Gather every line of the entries that includes the word "connected".

Collection entries:
start

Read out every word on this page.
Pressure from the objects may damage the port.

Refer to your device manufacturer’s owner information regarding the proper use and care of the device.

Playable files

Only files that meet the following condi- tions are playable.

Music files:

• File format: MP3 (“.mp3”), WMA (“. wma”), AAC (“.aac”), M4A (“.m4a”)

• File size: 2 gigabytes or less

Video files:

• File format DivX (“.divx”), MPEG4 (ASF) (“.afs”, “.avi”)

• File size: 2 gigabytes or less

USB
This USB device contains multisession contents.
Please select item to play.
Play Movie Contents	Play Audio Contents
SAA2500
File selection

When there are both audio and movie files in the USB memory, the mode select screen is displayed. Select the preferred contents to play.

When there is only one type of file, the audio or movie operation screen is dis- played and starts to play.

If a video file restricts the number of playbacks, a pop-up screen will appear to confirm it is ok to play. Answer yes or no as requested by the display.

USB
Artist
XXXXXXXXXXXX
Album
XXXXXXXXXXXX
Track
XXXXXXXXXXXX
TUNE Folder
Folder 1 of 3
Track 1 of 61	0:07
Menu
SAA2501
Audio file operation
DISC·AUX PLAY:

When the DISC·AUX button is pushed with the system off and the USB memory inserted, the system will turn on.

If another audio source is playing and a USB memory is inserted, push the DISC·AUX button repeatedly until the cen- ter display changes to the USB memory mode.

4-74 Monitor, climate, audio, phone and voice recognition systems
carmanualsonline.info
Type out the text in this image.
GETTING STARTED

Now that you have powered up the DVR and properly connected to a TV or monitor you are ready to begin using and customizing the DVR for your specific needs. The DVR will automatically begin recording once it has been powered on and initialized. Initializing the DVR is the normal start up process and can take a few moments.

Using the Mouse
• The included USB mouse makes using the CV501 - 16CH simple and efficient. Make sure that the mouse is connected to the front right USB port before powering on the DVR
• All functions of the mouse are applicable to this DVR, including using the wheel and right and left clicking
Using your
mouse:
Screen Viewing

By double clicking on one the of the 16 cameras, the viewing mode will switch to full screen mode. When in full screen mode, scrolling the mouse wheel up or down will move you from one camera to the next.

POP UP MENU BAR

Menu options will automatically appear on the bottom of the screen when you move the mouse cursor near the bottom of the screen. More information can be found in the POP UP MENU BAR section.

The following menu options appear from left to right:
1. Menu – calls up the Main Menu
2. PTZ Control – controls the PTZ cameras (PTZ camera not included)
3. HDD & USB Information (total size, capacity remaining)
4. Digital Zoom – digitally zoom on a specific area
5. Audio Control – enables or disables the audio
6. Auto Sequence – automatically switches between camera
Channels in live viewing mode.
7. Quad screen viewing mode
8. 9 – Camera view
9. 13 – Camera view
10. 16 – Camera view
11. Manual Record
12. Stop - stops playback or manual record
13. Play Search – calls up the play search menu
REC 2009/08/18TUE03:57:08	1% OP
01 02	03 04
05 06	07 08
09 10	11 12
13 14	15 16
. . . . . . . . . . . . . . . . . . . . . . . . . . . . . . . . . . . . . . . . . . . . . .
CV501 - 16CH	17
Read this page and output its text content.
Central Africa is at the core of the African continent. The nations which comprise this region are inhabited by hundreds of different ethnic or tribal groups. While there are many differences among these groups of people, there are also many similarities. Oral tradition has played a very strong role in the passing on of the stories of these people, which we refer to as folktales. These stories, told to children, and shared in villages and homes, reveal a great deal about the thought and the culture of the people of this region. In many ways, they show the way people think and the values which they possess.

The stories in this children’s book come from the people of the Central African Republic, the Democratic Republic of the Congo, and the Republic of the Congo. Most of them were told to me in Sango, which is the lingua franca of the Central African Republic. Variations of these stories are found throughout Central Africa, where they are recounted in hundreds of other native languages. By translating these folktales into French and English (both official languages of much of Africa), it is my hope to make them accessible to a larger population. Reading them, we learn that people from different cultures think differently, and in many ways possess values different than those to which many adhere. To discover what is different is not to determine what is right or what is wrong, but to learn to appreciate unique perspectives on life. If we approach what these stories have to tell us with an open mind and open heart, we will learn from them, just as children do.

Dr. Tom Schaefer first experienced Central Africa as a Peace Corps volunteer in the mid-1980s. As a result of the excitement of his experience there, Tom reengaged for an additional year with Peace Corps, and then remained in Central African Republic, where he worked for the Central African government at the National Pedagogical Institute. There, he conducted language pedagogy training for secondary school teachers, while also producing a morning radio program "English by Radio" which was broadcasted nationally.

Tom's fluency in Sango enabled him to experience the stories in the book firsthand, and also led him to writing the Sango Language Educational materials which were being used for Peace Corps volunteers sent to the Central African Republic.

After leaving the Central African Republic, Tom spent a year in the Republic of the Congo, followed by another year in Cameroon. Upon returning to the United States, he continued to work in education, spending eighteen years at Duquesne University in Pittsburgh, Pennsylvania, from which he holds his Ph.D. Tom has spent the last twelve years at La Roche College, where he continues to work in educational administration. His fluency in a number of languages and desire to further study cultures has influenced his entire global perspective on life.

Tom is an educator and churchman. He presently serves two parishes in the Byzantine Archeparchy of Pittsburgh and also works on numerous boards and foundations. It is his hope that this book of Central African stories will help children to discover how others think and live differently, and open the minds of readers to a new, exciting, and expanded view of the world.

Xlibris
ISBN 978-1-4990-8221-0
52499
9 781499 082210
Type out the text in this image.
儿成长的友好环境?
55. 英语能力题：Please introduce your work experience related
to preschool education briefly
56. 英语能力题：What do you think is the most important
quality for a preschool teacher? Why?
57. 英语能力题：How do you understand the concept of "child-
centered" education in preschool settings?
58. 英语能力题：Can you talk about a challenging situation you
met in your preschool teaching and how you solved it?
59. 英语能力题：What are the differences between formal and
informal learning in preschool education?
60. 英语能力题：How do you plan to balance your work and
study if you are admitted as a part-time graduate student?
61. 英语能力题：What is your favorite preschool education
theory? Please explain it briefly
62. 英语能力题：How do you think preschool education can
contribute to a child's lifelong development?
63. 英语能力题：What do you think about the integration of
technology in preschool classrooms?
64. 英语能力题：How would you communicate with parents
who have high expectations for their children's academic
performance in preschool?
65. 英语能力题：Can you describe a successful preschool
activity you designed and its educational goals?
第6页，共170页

end

IN RESPONSE:
Now that you have powered up the DVR and properly connected to a TV or monitor you are ready to begin using and customizing the DVR for your specific needs. The DVR will automatically begin recording once it has been powered on and initialized. Initializing the DVR is the normal start up process and can take a few moments.
• The included USB mouse makes using the CV501 - 16CH simple and efficient. Make sure that the mouse is connected to the front right USB port before powering on the DVR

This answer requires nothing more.